* START Given entries *
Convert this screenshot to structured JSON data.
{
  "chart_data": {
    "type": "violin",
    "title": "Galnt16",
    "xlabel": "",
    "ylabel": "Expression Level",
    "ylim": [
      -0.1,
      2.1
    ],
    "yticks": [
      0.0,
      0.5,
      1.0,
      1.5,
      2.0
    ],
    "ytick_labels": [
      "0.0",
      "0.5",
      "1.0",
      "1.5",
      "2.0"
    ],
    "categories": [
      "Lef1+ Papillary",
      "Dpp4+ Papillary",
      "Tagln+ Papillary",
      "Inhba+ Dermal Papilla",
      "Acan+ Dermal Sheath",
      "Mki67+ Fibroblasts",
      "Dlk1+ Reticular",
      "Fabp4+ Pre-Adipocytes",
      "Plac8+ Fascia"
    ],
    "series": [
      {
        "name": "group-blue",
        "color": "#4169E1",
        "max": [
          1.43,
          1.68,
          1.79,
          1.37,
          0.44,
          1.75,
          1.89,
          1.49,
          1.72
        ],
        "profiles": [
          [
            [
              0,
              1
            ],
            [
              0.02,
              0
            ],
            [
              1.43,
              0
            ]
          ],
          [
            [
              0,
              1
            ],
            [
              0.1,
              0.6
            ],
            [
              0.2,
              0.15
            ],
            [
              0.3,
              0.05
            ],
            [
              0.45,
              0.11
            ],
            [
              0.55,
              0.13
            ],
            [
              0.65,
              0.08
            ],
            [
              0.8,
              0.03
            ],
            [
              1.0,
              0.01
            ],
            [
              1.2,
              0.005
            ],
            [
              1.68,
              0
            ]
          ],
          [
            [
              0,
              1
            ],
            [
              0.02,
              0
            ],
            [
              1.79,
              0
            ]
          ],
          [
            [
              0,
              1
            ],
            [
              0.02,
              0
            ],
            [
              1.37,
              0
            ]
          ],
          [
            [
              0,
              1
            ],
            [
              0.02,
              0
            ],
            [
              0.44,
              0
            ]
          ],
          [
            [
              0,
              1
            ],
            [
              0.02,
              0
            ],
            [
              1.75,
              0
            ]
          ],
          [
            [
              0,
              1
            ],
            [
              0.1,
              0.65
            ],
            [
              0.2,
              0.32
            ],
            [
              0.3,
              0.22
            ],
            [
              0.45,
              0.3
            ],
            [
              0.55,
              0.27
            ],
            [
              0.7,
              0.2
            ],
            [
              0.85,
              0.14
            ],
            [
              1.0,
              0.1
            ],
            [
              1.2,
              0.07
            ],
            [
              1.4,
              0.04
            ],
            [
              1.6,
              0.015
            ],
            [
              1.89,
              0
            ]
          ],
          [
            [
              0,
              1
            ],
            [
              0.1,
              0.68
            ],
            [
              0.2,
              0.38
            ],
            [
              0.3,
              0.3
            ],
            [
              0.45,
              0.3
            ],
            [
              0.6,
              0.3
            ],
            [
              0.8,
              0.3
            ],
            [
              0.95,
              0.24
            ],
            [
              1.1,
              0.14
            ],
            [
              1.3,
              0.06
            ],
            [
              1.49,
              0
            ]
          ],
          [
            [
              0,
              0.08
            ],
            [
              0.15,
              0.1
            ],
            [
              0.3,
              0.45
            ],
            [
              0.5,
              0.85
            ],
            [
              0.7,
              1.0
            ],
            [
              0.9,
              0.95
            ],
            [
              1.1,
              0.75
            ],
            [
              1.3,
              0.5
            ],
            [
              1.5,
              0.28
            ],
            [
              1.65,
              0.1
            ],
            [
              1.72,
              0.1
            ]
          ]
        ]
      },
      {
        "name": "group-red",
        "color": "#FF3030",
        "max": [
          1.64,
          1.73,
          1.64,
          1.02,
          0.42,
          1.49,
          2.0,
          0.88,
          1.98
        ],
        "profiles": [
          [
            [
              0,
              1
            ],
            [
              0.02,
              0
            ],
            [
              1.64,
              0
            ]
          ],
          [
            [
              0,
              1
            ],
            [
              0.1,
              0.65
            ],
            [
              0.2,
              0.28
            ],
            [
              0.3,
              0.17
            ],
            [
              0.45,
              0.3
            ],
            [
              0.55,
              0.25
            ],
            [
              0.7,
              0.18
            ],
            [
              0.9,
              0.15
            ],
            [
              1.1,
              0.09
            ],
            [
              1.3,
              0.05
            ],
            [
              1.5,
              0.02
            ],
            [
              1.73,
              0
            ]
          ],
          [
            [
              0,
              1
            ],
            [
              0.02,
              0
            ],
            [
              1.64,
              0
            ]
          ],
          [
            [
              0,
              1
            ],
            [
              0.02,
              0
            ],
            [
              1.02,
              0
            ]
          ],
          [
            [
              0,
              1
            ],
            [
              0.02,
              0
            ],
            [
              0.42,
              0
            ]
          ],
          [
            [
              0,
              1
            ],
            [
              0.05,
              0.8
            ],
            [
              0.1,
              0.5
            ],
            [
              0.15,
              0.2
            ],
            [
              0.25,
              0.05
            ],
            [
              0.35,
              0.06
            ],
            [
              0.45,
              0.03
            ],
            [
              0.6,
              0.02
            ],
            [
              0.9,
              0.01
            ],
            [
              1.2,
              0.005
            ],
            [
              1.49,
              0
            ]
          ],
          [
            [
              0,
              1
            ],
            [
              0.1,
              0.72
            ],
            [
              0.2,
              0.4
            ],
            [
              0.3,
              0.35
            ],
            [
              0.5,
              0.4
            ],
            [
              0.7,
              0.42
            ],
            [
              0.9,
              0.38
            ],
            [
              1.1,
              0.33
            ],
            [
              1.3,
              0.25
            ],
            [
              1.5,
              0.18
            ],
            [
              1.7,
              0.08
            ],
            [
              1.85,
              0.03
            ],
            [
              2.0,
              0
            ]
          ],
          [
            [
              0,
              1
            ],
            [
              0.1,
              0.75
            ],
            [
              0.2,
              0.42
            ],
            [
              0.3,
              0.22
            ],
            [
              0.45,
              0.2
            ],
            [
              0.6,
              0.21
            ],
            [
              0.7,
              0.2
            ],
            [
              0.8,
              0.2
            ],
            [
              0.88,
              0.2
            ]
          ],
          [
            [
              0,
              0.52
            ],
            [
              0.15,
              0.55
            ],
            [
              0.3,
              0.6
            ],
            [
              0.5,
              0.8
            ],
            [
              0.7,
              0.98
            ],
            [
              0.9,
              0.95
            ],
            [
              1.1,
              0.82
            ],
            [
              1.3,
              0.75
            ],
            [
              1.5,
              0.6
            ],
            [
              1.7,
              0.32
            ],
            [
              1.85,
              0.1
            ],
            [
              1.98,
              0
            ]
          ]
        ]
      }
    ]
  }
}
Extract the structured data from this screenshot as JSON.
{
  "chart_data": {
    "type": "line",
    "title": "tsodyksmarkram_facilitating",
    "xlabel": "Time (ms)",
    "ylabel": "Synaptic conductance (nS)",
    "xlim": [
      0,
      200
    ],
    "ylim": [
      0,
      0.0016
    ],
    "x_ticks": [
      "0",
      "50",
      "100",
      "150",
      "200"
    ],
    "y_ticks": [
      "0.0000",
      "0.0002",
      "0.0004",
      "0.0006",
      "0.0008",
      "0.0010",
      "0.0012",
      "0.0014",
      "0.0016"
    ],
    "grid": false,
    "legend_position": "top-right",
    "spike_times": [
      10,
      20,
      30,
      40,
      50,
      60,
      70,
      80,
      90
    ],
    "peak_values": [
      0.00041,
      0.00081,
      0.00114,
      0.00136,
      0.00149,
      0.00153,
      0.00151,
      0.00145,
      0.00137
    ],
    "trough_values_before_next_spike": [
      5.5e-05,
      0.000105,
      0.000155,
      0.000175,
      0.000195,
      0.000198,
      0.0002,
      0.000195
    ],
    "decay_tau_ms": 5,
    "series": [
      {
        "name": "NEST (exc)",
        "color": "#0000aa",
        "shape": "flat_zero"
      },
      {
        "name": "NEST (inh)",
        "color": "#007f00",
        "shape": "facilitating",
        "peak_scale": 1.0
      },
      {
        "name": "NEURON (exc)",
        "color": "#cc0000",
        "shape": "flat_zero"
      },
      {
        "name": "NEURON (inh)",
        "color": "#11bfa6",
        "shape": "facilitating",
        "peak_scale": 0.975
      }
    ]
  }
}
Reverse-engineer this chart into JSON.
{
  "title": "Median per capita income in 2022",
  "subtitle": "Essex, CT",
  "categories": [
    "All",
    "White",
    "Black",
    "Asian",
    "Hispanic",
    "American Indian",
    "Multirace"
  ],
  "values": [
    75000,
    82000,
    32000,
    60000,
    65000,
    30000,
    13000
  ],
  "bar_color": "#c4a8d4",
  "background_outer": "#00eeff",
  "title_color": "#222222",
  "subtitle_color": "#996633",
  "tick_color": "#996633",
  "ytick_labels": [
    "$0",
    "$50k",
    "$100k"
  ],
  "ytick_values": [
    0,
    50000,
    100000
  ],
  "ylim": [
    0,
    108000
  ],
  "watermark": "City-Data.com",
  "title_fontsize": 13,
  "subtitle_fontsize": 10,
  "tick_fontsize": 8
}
* END Given entries *
» Exercise goal
Copy exactly the lines from the one containing "Reverse-engineer this chart into JSON." through the last line of the records, both included, and nothing else.

» Answer to this exercise
Reverse-engineer this chart into JSON.
{
  "title": "Median per capita income in 2022",
  "subtitle": "Essex, CT",
  "categories": [
    "All",
    "White",
    "Black",
    "Asian",
    "Hispanic",
    "American Indian",
    "Multirace"
  ],
  "values": [
    75000,
    82000,
    32000,
    60000,
    65000,
    30000,
    13000
  ],
  "bar_color": "#c4a8d4",
  "background_outer": "#00eeff",
  "title_color": "#222222",
  "subtitle_color": "#996633",
  "tick_color": "#996633",
  "ytick_labels": [
    "$0",
    "$50k",
    "$100k"
  ],
  "ytick_values": [
    0,
    50000,
    100000
  ],
  "ylim": [
    0,
    108000
  ],
  "watermark": "City-Data.com",
  "title_fontsize": 13,
  "subtitle_fontsize": 10,
  "tick_fontsize": 8
}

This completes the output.